Saved entries
- - - -
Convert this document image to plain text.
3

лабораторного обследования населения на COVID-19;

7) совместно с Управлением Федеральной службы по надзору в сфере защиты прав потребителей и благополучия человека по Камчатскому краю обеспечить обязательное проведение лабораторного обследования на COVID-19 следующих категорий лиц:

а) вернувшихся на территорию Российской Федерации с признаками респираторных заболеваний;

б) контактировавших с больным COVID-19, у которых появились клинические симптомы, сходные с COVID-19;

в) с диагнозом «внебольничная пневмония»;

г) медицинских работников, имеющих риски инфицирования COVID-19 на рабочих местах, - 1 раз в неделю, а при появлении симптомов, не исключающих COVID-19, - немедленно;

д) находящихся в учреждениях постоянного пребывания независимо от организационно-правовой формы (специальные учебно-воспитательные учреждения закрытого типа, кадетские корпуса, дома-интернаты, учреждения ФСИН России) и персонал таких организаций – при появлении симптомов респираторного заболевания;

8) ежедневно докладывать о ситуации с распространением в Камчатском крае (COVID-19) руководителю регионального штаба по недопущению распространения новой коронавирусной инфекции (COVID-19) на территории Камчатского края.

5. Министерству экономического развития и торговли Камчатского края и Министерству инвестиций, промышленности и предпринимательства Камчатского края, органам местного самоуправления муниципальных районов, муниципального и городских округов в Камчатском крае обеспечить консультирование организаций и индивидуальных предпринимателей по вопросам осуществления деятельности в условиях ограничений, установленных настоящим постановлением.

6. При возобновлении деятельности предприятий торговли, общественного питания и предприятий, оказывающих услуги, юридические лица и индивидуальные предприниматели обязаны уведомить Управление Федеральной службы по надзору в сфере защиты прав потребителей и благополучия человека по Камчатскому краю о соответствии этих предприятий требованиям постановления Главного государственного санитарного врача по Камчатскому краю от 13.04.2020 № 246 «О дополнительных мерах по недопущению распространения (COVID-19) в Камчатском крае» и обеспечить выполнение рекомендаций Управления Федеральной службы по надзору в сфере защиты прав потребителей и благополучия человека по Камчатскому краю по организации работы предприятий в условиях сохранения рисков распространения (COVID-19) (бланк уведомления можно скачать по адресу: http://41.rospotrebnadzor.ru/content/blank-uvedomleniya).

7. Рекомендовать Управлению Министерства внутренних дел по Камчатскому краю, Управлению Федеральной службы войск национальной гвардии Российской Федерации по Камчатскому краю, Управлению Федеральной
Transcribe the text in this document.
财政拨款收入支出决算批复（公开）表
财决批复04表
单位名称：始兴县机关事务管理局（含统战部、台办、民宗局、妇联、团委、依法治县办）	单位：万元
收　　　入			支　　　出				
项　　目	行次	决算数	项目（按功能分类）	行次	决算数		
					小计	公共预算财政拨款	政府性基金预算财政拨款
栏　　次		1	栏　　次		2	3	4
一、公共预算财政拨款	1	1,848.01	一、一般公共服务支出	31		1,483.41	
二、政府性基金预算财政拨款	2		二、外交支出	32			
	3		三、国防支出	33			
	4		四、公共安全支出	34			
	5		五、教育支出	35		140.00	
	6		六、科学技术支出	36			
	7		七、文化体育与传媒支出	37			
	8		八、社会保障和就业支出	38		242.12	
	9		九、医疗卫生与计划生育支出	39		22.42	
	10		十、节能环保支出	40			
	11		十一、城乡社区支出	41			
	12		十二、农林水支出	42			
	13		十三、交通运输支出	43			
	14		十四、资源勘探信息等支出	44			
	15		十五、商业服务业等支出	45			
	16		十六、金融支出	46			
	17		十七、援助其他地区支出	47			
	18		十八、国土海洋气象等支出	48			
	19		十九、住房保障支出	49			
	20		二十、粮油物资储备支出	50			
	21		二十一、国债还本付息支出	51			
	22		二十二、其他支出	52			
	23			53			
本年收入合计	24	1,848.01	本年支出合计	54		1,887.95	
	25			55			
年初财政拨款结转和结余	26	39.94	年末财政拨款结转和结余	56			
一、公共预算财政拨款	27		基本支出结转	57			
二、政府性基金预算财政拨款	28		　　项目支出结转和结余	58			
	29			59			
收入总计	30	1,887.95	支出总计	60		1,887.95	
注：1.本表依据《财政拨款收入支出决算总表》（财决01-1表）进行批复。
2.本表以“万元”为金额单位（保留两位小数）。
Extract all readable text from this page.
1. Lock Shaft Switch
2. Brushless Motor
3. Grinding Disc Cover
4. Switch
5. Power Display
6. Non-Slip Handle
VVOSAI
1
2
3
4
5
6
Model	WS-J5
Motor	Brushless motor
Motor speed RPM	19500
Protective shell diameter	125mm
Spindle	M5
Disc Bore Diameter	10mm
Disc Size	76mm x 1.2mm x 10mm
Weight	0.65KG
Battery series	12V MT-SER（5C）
- - - -
[Written task]
Take the line with "Extract all readable text from this page." and all lines after it to the last line, and reproduce them exactly.

[Task output]
Extract all readable text from this page.
1. Lock Shaft Switch
2. Brushless Motor
3. Grinding Disc Cover
4. Switch
5. Power Display
6. Non-Slip Handle
VVOSAI
1
2
3
4
5
6
Model	WS-J5
Motor	Brushless motor
Motor speed RPM	19500
Protective shell diameter	125mm
Spindle	M5
Disc Bore Diameter	10mm
Disc Size	76mm x 1.2mm x 10mm
Weight	0.65KG
Battery series	12V MT-SER（5C）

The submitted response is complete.